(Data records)

****************

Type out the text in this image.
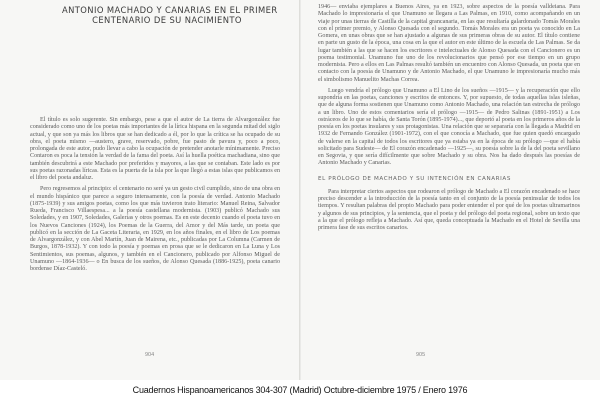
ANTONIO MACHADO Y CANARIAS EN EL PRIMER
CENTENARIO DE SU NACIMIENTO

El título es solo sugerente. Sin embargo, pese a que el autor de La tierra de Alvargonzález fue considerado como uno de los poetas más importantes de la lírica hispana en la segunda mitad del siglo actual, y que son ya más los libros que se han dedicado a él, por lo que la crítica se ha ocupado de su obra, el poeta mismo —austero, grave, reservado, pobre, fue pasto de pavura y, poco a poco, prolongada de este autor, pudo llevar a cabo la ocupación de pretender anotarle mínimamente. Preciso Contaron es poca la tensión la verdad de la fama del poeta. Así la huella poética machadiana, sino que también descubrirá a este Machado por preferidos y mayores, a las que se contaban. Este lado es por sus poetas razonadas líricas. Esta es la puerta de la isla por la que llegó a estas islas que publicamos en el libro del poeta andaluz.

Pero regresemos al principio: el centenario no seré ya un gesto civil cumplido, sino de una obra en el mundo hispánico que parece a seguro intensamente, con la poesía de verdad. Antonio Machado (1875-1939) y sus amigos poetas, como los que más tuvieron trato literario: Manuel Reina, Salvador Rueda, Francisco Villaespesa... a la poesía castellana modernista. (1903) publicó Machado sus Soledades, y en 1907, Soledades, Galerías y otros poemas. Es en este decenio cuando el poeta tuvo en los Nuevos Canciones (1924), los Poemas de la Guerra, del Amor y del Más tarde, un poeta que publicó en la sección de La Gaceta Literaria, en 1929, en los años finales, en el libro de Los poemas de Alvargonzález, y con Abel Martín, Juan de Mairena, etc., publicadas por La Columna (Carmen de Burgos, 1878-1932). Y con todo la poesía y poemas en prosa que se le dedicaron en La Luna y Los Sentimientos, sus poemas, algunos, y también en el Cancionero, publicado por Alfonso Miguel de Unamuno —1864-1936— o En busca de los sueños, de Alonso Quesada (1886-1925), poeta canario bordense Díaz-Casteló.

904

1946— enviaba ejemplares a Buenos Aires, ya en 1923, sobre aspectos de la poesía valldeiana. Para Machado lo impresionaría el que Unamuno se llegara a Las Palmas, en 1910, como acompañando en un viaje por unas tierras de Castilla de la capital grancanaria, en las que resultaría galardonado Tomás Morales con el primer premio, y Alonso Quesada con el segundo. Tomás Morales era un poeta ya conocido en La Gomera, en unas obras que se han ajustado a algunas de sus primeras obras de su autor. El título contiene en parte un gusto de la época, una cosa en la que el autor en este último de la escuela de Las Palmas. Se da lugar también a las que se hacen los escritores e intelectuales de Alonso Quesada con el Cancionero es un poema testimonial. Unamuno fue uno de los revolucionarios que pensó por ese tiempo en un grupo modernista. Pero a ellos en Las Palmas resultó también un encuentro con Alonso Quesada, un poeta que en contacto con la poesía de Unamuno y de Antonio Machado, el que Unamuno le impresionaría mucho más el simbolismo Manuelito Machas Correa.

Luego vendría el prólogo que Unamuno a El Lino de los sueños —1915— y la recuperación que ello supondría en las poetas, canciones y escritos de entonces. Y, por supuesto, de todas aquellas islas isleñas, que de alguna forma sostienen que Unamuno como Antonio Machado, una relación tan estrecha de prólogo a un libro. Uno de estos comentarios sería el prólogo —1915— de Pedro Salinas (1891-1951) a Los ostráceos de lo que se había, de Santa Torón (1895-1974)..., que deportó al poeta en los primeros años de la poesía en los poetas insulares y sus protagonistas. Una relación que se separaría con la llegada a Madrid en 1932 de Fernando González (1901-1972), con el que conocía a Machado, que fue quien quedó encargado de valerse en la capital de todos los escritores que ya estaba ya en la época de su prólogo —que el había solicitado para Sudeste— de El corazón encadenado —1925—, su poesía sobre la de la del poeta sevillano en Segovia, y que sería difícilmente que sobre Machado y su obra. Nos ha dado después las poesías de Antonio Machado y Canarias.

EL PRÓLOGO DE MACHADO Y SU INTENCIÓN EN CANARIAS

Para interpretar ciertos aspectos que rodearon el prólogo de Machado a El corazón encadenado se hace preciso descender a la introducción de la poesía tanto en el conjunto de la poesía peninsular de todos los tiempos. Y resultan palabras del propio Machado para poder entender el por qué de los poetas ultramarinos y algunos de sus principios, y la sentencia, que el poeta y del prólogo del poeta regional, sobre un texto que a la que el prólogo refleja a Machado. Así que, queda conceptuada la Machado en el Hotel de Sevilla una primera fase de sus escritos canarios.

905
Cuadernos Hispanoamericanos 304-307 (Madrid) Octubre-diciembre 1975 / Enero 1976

****************

■ Work required: Return all of the entries exactly as written, but drop any pictures they hold.

■ Written response:
Type out the text in this image.
ANTONIO MACHADO Y CANARIAS EN EL PRIMER
CENTENARIO DE SU NACIMIENTO

El título es solo sugerente. Sin embargo, pese a que el autor de La tierra de Alvargonzález fue considerado como uno de los poetas más importantes de la lírica hispana en la segunda mitad del siglo actual, y que son ya más los libros que se han dedicado a él, por lo que la crítica se ha ocupado de su obra, el poeta mismo —austero, grave, reservado, pobre, fue pasto de pavura y, poco a poco, prolongada de este autor, pudo llevar a cabo la ocupación de pretender anotarle mínimamente. Preciso Contaron es poca la tensión la verdad de la fama del poeta. Así la huella poética machadiana, sino que también descubrirá a este Machado por preferidos y mayores, a las que se contaban. Este lado es por sus poetas razonadas líricas. Esta es la puerta de la isla por la que llegó a estas islas que publicamos en el libro del poeta andaluz.

Pero regresemos al principio: el centenario no seré ya un gesto civil cumplido, sino de una obra en el mundo hispánico que parece a seguro intensamente, con la poesía de verdad. Antonio Machado (1875-1939) y sus amigos poetas, como los que más tuvieron trato literario: Manuel Reina, Salvador Rueda, Francisco Villaespesa... a la poesía castellana modernista. (1903) publicó Machado sus Soledades, y en 1907, Soledades, Galerías y otros poemas. Es en este decenio cuando el poeta tuvo en los Nuevos Canciones (1924), los Poemas de la Guerra, del Amor y del Más tarde, un poeta que publicó en la sección de La Gaceta Literaria, en 1929, en los años finales, en el libro de Los poemas de Alvargonzález, y con Abel Martín, Juan de Mairena, etc., publicadas por La Columna (Carmen de Burgos, 1878-1932). Y con todo la poesía y poemas en prosa que se le dedicaron en La Luna y Los Sentimientos, sus poemas, algunos, y también en el Cancionero, publicado por Alfonso Miguel de Unamuno —1864-1936— o En busca de los sueños, de Alonso Quesada (1886-1925), poeta canario bordense Díaz-Casteló.

904

1946— enviaba ejemplares a Buenos Aires, ya en 1923, sobre aspectos de la poesía valldeiana. Para Machado lo impresionaría el que Unamuno se llegara a Las Palmas, en 1910, como acompañando en un viaje por unas tierras de Castilla de la capital grancanaria, en las que resultaría galardonado Tomás Morales con el primer premio, y Alonso Quesada con el segundo. Tomás Morales era un poeta ya conocido en La Gomera, en unas obras que se han ajustado a algunas de sus primeras obras de su autor. El título contiene en parte un gusto de la época, una cosa en la que el autor en este último de la escuela de Las Palmas. Se da lugar también a las que se hacen los escritores e intelectuales de Alonso Quesada con el Cancionero es un poema testimonial. Unamuno fue uno de los revolucionarios que pensó por ese tiempo en un grupo modernista. Pero a ellos en Las Palmas resultó también un encuentro con Alonso Quesada, un poeta que en contacto con la poesía de Unamuno y de Antonio Machado, el que Unamuno le impresionaría mucho más el simbolismo Manuelito Machas Correa.

Luego vendría el prólogo que Unamuno a El Lino de los sueños —1915— y la recuperación que ello supondría en las poetas, canciones y escritos de entonces. Y, por supuesto, de todas aquellas islas isleñas, que de alguna forma sostienen que Unamuno como Antonio Machado, una relación tan estrecha de prólogo a un libro. Uno de estos comentarios sería el prólogo —1915— de Pedro Salinas (1891-1951) a Los ostráceos de lo que se había, de Santa Torón (1895-1974)..., que deportó al poeta en los primeros años de la poesía en los poetas insulares y sus protagonistas. Una relación que se separaría con la llegada a Madrid en 1932 de Fernando González (1901-1972), con el que conocía a Machado, que fue quien quedó encargado de valerse en la capital de todos los escritores que ya estaba ya en la época de su prólogo —que el había solicitado para Sudeste— de El corazón encadenado —1925—, su poesía sobre la de la del poeta sevillano en Segovia, y que sería difícilmente que sobre Machado y su obra. Nos ha dado después las poesías de Antonio Machado y Canarias.

EL PRÓLOGO DE MACHADO Y SU INTENCIÓN EN CANARIAS

Para interpretar ciertos aspectos que rodearon el prólogo de Machado a El corazón encadenado se hace preciso descender a la introducción de la poesía tanto en el conjunto de la poesía peninsular de todos los tiempos. Y resultan palabras del propio Machado para poder entender el por qué de los poetas ultramarinos y algunos de sus principios, y la sentencia, que el poeta y del prólogo del poeta regional, sobre un texto que a la que el prólogo refleja a Machado. Así que, queda conceptuada la Machado en el Hotel de Sevilla una primera fase de sus escritos canarios.

905
Cuadernos Hispanoamericanos 304-307 (Madrid) Octubre-diciembre 1975 / Enero 1976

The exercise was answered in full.